## EXERCISE REQUIREMENTS:
Pictures stay out of your copy, but everything else in the records below must be repeated exactly.

## ENTRIES SUPPLIED:
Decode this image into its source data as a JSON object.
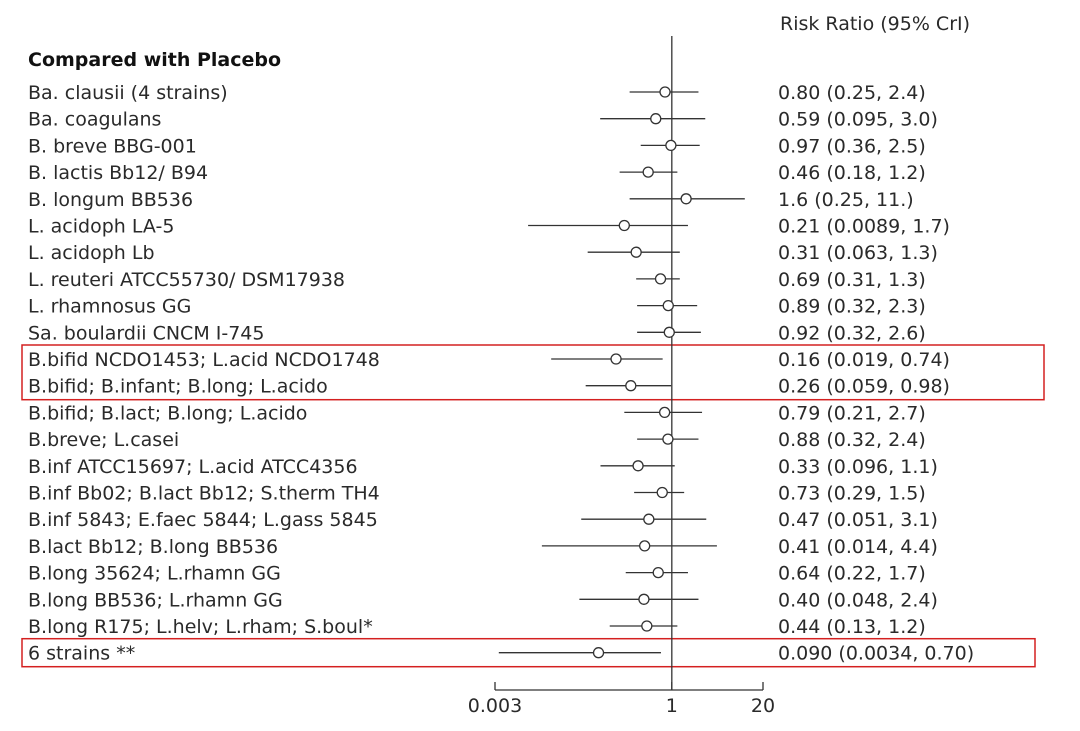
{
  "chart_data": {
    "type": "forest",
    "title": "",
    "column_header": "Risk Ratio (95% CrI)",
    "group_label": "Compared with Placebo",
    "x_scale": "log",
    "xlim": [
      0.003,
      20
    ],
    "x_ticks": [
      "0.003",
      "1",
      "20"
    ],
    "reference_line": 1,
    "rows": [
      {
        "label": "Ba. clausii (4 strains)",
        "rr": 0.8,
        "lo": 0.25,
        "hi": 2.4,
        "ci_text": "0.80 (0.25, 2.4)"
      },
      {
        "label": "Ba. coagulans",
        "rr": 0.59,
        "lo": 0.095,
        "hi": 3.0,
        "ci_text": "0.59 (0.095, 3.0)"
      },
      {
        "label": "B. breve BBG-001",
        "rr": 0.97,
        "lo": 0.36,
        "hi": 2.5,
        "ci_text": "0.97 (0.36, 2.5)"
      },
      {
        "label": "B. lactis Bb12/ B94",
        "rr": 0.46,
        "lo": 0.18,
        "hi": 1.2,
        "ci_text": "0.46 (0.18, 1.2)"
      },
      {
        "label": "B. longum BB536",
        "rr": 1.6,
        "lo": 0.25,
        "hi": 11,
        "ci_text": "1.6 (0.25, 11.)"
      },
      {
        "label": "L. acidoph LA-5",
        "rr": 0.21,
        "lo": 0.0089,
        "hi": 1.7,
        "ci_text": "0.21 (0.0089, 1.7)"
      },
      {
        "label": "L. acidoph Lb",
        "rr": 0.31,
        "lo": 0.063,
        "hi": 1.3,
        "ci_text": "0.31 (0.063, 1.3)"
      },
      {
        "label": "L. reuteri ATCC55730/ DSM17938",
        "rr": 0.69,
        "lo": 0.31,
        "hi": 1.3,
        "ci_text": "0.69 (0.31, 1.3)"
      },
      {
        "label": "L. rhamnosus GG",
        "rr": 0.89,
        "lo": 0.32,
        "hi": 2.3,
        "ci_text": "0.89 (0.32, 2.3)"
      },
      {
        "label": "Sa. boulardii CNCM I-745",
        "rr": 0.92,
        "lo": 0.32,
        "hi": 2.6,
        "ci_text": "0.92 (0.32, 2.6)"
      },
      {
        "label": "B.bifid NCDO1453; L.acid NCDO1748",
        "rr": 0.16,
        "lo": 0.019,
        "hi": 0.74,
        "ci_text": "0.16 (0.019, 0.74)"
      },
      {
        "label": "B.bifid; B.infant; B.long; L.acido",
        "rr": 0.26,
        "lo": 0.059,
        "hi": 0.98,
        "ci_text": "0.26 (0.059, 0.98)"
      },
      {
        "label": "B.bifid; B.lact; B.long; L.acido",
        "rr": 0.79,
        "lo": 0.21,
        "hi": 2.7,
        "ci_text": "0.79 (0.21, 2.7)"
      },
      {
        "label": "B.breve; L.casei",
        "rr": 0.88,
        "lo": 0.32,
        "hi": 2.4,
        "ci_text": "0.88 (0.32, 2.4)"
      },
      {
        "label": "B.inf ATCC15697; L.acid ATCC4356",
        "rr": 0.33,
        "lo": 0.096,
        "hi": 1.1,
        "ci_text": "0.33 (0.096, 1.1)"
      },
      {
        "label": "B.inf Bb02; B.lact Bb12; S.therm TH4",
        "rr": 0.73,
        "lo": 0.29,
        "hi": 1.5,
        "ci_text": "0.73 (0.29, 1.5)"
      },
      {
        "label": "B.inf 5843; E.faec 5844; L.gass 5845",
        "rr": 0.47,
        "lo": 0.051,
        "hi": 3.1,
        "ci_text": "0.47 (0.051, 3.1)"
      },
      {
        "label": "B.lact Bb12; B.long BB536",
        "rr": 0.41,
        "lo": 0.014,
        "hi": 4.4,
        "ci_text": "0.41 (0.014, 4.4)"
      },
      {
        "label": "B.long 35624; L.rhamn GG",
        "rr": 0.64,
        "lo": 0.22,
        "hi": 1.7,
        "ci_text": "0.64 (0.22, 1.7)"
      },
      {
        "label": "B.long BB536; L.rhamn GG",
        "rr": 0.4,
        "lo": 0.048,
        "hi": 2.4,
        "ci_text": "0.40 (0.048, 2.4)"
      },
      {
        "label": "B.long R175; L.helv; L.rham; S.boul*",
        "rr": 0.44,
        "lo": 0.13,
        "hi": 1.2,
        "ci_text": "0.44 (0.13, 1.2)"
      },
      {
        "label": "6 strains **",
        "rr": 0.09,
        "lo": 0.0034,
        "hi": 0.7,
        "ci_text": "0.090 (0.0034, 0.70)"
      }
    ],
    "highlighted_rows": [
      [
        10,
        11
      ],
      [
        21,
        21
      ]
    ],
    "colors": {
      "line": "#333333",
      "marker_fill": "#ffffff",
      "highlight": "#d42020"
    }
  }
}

## OUTPUT BELOW:
Decode this image into its source data as a JSON object.
{
  "chart_data": {
    "type": "forest",
    "title": "",
    "column_header": "Risk Ratio (95% CrI)",
    "group_label": "Compared with Placebo",
    "x_scale": "log",
    "xlim": [
      0.003,
      20
    ],
    "x_ticks": [
      "0.003",
      "1",
      "20"
    ],
    "reference_line": 1,
    "rows": [
      {
        "label": "Ba. clausii (4 strains)",
        "rr": 0.8,
        "lo": 0.25,
        "hi": 2.4,
        "ci_text": "0.80 (0.25, 2.4)"
      },
      {
        "label": "Ba. coagulans",
        "rr": 0.59,
        "lo": 0.095,
        "hi": 3.0,
        "ci_text": "0.59 (0.095, 3.0)"
      },
      {
        "label": "B. breve BBG-001",
        "rr": 0.97,
        "lo": 0.36,
        "hi": 2.5,
        "ci_text": "0.97 (0.36, 2.5)"
      },
      {
        "label": "B. lactis Bb12/ B94",
        "rr": 0.46,
        "lo": 0.18,
        "hi": 1.2,
        "ci_text": "0.46 (0.18, 1.2)"
      },
      {
        "label": "B. longum BB536",
        "rr": 1.6,
        "lo": 0.25,
        "hi": 11,
        "ci_text": "1.6 (0.25, 11.)"
      },
      {
        "label": "L. acidoph LA-5",
        "rr": 0.21,
        "lo": 0.0089,
        "hi": 1.7,
        "ci_text": "0.21 (0.0089, 1.7)"
      },
      {
        "label": "L. acidoph Lb",
        "rr": 0.31,
        "lo": 0.063,
        "hi": 1.3,
        "ci_text": "0.31 (0.063, 1.3)"
      },
      {
        "label": "L. reuteri ATCC55730/ DSM17938",
        "rr": 0.69,
        "lo": 0.31,
        "hi": 1.3,
        "ci_text": "0.69 (0.31, 1.3)"
      },
      {
        "label": "L. rhamnosus GG",
        "rr": 0.89,
        "lo": 0.32,
        "hi": 2.3,
        "ci_text": "0.89 (0.32, 2.3)"
      },
      {
        "label": "Sa. boulardii CNCM I-745",
        "rr": 0.92,
        "lo": 0.32,
        "hi": 2.6,
        "ci_text": "0.92 (0.32, 2.6)"
      },
      {
        "label": "B.bifid NCDO1453; L.acid NCDO1748",
        "rr": 0.16,
        "lo": 0.019,
        "hi": 0.74,
        "ci_text": "0.16 (0.019, 0.74)"
      },
      {
        "label": "B.bifid; B.infant; B.long; L.acido",
        "rr": 0.26,
        "lo": 0.059,
        "hi": 0.98,
        "ci_text": "0.26 (0.059, 0.98)"
      },
      {
        "label": "B.bifid; B.lact; B.long; L.acido",
        "rr": 0.79,
        "lo": 0.21,
        "hi": 2.7,
        "ci_text": "0.79 (0.21, 2.7)"
      },
      {
        "label": "B.breve; L.casei",
        "rr": 0.88,
        "lo": 0.32,
        "hi": 2.4,
        "ci_text": "0.88 (0.32, 2.4)"
      },
      {
        "label": "B.inf ATCC15697; L.acid ATCC4356",
        "rr": 0.33,
        "lo": 0.096,
        "hi": 1.1,
        "ci_text": "0.33 (0.096, 1.1)"
      },
      {
        "label": "B.inf Bb02; B.lact Bb12; S.therm TH4",
        "rr": 0.73,
        "lo": 0.29,
        "hi": 1.5,
        "ci_text": "0.73 (0.29, 1.5)"
      },
      {
        "label": "B.inf 5843; E.faec 5844; L.gass 5845",
        "rr": 0.47,
        "lo": 0.051,
        "hi": 3.1,
        "ci_text": "0.47 (0.051, 3.1)"
      },
      {
        "label": "B.lact Bb12; B.long BB536",
        "rr": 0.41,
        "lo": 0.014,
        "hi": 4.4,
        "ci_text": "0.41 (0.014, 4.4)"
      },
      {
        "label": "B.long 35624; L.rhamn GG",
        "rr": 0.64,
        "lo": 0.22,
        "hi": 1.7,
        "ci_text": "0.64 (0.22, 1.7)"
      },
      {
        "label": "B.long BB536; L.rhamn GG",
        "rr": 0.4,
        "lo": 0.048,
        "hi": 2.4,
        "ci_text": "0.40 (0.048, 2.4)"
      },
      {
        "label": "B.long R175; L.helv; L.rham; S.boul*",
        "rr": 0.44,
        "lo": 0.13,
        "hi": 1.2,
        "ci_text": "0.44 (0.13, 1.2)"
      },
      {
        "label": "6 strains **",
        "rr": 0.09,
        "lo": 0.0034,
        "hi": 0.7,
        "ci_text": "0.090 (0.0034, 0.70)"
      }
    ],
    "highlighted_rows": [
      [
        10,
        11
      ],
      [
        21,
        21
      ]
    ],
    "colors": {
      "line": "#333333",
      "marker_fill": "#ffffff",
      "highlight": "#d42020"
    }
  }
}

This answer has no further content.